This year, dozens of nominees  – including Busby Marou, Cub Sport, DZ Deathrays, WAAX, The Jungle Giants, Miiesha, DVNA, Mau Power, Greta Stanely, Osaka Punch and Milton Man Gogh – will be vying for awards in 16 categories that have been voted on by more than 100 Australian and international industry figures.

Winners for the public-voted categories of Best Album, Best Metro Venue, Best Regional Venue and Festival of the Year will also be announced at the awards, along with the winner of this year’s Billy Thorpe Scholarship.

Dominic Miller will MC this year’s awards, with Jeremy Neale, Patience Hodgson and Mel Buttle co-hosting. The night will include performances from Busby Marou, Cub Sport, Jaguar Jonze, Nat Dunn and Order Sixty-Six, with presenters including members of Violent Soho, Regurgitator, Waax and former Powderfinger members Bernard Fanning, Ian Haug and John Collins.

Collins, who is also Fortitude Music Hall’s venue director, said he was excited to be involved in this year’s QMAs.

“We feel that the QMAs have found their natural home at the Fortitude Music Hall and together we will continue to deliver a world-class event celebrating Queensland’s rich music scene,” he said.

Folk-pop duo Busby Marou lead this year’s nominations, with nods in the Blues/Roots, Pop, Regional and Indigenous categories, and guitarist and singer Jeremy Marou, who has admitted feeling out of place at awards nights, said he was looking forward to the QMAs because of their comparatively laid-back atmosphere.

“I still live in Rocky, and I’m not afraid to say it – I struggle to fit in down at those ARIA Awards … sometimes it can feel a little bit pretentious,” he told InQueensland.

“I know it’s sometimes maybe us judging a book by its cover but there’ll be none of that going on at the Queensland Music Awards, I can tell you that much.”

The nominations cap of a big year for Marou and his bandmate Thomas Busby, who have been touring relentlessly since the release of their album The Great Divide, which debuted in the ARIA top five when it was released in September.

“A lot of bands say they don’t do it for the awards, and the modest thing to say is ‘we certainly don’t do it for the awards’ but at the end of the day, you know what?  You whinge when you don’t get nominated, so maybe we do do it for the awards,” Marou laughed.

BRIEF A → Copy the records verbatim from their first line through the line that contains "date-text: 3月17日 星期二 (409, 405, 671, 445)", including both of those lines.
The article and the records are separate material.

Records of labeled boxes:
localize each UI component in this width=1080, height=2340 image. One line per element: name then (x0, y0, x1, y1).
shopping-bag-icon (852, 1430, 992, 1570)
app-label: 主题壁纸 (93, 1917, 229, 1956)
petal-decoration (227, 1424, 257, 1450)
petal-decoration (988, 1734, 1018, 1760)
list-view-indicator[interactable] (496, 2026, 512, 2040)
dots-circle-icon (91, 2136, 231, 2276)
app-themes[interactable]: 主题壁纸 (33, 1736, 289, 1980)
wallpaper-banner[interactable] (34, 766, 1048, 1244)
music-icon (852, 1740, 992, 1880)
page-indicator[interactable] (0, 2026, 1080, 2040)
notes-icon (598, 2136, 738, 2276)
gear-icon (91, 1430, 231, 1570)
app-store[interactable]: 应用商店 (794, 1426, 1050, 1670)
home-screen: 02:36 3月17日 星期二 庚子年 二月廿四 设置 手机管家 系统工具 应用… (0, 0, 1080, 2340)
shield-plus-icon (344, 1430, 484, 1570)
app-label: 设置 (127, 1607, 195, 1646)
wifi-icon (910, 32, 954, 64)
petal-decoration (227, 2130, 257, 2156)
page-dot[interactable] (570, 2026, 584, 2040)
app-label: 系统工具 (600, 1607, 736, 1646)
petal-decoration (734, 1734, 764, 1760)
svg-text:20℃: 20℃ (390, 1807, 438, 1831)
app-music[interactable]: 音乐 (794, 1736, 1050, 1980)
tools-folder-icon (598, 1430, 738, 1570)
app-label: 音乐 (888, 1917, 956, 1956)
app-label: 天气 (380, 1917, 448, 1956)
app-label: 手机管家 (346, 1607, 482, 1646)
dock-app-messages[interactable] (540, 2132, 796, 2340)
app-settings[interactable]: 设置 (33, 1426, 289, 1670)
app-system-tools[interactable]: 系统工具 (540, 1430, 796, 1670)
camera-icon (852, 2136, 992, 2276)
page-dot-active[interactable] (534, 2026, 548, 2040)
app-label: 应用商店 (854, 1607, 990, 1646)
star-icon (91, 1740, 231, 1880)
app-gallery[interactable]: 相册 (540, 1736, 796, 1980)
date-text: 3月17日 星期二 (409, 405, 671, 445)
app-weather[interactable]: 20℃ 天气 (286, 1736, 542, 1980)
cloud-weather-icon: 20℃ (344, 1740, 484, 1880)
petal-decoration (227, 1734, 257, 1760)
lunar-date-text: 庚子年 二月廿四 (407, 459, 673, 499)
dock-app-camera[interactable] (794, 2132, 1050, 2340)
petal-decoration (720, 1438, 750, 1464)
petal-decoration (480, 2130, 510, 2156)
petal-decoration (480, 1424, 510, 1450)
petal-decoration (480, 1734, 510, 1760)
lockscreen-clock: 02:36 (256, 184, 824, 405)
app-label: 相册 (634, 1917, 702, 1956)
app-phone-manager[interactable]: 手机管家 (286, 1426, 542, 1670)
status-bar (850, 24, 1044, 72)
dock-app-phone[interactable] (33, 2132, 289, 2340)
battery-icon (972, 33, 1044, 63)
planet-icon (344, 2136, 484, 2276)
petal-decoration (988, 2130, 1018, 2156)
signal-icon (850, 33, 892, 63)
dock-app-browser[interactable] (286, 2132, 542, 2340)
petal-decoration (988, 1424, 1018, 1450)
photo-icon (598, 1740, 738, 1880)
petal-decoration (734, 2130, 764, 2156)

BRIEF B → Continue the article about the Queensland Music Awards from its last sentence.

RESULT A →
localize each UI component in this width=1080, height=2340 image. One line per element: name then (x0, y0, x1, y1).
shopping-bag-icon (852, 1430, 992, 1570)
app-label: 主题壁纸 (93, 1917, 229, 1956)
petal-decoration (227, 1424, 257, 1450)
petal-decoration (988, 1734, 1018, 1760)
list-view-indicator[interactable] (496, 2026, 512, 2040)
dots-circle-icon (91, 2136, 231, 2276)
app-themes[interactable]: 主题壁纸 (33, 1736, 289, 1980)
wallpaper-banner[interactable] (34, 766, 1048, 1244)
music-icon (852, 1740, 992, 1880)
page-indicator[interactable] (0, 2026, 1080, 2040)
notes-icon (598, 2136, 738, 2276)
gear-icon (91, 1430, 231, 1570)
app-store[interactable]: 应用商店 (794, 1426, 1050, 1670)
home-screen: 02:36 3月17日 星期二 庚子年 二月廿四 设置 手机管家 系统工具 应用… (0, 0, 1080, 2340)
shield-plus-icon (344, 1430, 484, 1570)
app-label: 设置 (127, 1607, 195, 1646)
wifi-icon (910, 32, 954, 64)
petal-decoration (227, 2130, 257, 2156)
page-dot[interactable] (570, 2026, 584, 2040)
app-label: 系统工具 (600, 1607, 736, 1646)
petal-decoration (734, 1734, 764, 1760)
svg-text:20℃: 20℃ (390, 1807, 438, 1831)
app-music[interactable]: 音乐 (794, 1736, 1050, 1980)
tools-folder-icon (598, 1430, 738, 1570)
app-label: 音乐 (888, 1917, 956, 1956)
app-label: 天气 (380, 1917, 448, 1956)
app-label: 手机管家 (346, 1607, 482, 1646)
dock-app-messages[interactable] (540, 2132, 796, 2340)
app-settings[interactable]: 设置 (33, 1426, 289, 1670)
app-system-tools[interactable]: 系统工具 (540, 1430, 796, 1670)
camera-icon (852, 2136, 992, 2276)
page-dot-active[interactable] (534, 2026, 548, 2040)
app-label: 应用商店 (854, 1607, 990, 1646)
star-icon (91, 1740, 231, 1880)
app-gallery[interactable]: 相册 (540, 1736, 796, 1980)
date-text: 3月17日 星期二 (409, 405, 671, 445)

RESULT B →
“We work really hard and we know that a lot of bands do, it’s certainly not just us.  There are probably bands out there that work twice as hard as us and they aren’t nominated, and for many years we sat back and weren’t nominated.”

The recognition of receiving a nomination has been equally gratifying for Brisbane singer-songwriter Emma Bosworth, who has been named as a finalist in the Blues/Roots category for her song ‘Low Road’.

Brisbane singer-songwriter Emma Bosworth is nominated in the Blues/Roots category of the QMAs for her song ‘Low Road’.

“It’s amazing because I work really hard in all aspects of my life, with my family and with my work and my music and it is difficult to juggle all those things sometimes,” she said.

“Often when it’s been a full-on week and you might be practising late at night and you’re up all night with a baby and then you’ve got to go to work, there are times I think I must be crazy to continue to try to do these things.

“When something like [being nominated] happens it makes you realise it’s actually worth it, I’m being acknowledged for my work as a songwriter and it’s really special.”

Multiple ARIA award-winning Gold Coast singer-songwriter Amy Shark has previously credited her 2016 QMA win for her song ‘Golden Fleece’ with giving her the motivation to continue pursuing a career in music.

“To be honest, they gave me my second wind,” she said just after the release of her debut album Love Monster in 2018.  “I was just making music because I love doing that, I wasn’t trying to do anything else with it, then when I won that award I was like, ‘I think I’m on to something, I think I’ve found my sound’, and I got so excited and so inspired again, and that’s when my whole EP came together, I guess, and Adore was one of those songs.”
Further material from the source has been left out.